▶ [The problem] What is the count of lines that hold the word "xlabel"? Give only the number.

▶ [Material supplied]
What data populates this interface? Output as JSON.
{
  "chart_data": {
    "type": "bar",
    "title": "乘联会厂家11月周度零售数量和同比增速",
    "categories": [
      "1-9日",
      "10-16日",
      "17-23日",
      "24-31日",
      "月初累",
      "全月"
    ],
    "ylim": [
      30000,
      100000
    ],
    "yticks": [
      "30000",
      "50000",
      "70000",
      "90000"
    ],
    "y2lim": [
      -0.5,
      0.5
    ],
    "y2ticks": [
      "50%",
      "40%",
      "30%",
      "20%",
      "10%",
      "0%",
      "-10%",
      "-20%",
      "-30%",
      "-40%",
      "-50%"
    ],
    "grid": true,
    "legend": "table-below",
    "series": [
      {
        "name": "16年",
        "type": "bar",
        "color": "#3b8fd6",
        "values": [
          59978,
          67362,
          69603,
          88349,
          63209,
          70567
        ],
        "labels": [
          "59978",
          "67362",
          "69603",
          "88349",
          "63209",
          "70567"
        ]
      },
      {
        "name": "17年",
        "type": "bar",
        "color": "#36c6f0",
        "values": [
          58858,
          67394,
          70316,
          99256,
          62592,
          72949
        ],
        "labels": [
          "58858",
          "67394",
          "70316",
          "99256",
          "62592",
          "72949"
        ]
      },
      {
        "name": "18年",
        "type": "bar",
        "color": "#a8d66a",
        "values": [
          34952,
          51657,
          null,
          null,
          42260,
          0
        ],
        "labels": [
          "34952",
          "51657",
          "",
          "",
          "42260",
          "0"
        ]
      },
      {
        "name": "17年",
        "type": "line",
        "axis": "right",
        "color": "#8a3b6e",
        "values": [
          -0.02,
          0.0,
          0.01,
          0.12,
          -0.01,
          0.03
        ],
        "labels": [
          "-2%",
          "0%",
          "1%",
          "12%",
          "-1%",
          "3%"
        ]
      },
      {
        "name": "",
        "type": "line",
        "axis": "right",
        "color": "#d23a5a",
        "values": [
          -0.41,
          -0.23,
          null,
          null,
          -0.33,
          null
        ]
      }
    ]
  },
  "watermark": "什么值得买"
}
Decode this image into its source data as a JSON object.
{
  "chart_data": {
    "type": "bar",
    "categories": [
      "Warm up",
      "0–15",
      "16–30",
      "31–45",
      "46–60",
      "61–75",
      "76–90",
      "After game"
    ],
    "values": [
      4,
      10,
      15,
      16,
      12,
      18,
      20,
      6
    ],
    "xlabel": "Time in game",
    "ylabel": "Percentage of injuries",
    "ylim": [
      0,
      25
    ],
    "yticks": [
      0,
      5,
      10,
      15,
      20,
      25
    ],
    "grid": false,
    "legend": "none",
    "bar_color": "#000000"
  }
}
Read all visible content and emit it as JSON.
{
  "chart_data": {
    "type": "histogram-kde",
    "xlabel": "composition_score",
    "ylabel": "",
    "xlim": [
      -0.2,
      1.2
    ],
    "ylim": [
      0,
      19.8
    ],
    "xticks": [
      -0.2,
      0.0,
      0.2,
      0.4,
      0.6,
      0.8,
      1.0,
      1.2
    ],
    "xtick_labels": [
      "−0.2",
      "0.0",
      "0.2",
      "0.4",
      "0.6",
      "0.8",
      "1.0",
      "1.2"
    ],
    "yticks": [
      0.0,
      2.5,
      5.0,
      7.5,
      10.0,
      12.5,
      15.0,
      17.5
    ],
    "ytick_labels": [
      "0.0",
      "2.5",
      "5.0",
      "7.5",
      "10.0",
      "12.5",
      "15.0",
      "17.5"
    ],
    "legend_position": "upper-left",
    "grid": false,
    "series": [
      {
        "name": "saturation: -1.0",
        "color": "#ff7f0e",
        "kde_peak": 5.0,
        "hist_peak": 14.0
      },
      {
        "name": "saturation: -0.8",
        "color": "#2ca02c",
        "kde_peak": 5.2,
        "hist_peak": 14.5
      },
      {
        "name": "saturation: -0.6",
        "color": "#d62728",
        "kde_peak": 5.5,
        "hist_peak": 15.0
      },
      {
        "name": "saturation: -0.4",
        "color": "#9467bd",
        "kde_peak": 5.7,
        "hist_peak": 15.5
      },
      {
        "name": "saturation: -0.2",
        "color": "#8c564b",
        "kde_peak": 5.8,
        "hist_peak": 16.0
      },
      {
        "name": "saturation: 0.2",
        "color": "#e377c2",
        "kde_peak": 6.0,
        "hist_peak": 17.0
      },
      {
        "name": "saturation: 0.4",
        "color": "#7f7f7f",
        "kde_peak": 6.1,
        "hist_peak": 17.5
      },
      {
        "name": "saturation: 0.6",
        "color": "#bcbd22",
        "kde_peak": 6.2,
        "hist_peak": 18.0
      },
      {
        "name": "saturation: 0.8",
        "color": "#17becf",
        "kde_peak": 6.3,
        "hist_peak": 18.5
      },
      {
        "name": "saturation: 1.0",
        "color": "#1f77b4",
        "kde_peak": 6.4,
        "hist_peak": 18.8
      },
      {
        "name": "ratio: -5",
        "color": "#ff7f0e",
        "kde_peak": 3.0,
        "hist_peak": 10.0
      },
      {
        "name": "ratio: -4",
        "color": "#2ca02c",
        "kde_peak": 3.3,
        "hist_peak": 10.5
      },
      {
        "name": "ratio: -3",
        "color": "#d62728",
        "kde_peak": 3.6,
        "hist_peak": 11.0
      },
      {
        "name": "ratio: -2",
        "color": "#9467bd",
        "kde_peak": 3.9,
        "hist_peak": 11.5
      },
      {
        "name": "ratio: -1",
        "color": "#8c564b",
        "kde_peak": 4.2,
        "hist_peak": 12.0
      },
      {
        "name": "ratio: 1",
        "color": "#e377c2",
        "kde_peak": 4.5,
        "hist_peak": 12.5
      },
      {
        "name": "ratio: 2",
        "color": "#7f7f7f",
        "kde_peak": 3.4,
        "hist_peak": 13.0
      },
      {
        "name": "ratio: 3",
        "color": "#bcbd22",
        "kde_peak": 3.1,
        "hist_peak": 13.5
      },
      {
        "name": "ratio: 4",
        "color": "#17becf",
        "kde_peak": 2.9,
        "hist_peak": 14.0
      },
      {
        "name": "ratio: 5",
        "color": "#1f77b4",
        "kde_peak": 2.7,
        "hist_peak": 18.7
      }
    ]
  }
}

▶ [Result for this exercise] 2